- **Exercise objective**
Scan the records and identify every line in which the string "into" occurs, then return those lines.

- **Records provided**
>>

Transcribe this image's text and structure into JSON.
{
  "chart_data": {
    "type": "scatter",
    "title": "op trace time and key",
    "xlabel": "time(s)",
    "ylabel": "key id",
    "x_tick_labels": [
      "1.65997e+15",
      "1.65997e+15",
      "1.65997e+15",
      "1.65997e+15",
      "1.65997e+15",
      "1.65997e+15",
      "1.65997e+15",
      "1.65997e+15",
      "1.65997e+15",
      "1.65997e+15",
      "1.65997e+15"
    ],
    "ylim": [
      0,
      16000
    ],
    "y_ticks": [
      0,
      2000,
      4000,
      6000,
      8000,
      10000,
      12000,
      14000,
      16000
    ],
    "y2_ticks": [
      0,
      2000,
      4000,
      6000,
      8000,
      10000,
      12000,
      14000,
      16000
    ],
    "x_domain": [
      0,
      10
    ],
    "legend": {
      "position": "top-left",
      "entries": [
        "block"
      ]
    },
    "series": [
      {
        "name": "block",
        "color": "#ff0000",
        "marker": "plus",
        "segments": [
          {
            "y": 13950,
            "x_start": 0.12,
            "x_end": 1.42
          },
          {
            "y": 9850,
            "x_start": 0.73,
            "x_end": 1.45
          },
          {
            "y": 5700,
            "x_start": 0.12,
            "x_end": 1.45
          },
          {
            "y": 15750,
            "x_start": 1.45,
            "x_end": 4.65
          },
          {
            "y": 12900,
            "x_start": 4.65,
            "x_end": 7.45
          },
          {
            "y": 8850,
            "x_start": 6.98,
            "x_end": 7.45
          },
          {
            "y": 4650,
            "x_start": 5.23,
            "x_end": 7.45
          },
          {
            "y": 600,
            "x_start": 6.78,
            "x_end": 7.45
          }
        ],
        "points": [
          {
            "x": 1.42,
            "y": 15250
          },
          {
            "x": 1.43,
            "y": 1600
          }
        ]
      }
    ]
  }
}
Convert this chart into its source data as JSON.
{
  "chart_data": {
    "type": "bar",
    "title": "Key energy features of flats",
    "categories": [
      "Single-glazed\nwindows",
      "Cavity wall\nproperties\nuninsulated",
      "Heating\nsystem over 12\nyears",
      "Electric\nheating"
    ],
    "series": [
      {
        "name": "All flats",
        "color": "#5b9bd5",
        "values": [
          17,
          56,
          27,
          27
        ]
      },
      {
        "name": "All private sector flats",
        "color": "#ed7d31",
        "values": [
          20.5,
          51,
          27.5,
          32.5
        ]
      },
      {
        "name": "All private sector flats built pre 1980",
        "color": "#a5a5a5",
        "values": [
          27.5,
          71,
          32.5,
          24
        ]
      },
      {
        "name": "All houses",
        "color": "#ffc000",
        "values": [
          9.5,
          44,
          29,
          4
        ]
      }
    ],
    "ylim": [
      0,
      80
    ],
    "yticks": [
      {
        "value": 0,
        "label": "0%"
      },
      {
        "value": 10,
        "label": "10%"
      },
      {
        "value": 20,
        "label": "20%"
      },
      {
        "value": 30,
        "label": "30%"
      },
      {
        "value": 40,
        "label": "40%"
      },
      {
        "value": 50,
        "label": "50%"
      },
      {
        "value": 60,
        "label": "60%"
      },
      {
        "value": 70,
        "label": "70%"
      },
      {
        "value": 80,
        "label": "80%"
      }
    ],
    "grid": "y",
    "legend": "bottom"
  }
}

<<

- **Written solution**
Transcribe this image's text and structure into JSON.
Convert this chart into its source data as JSON.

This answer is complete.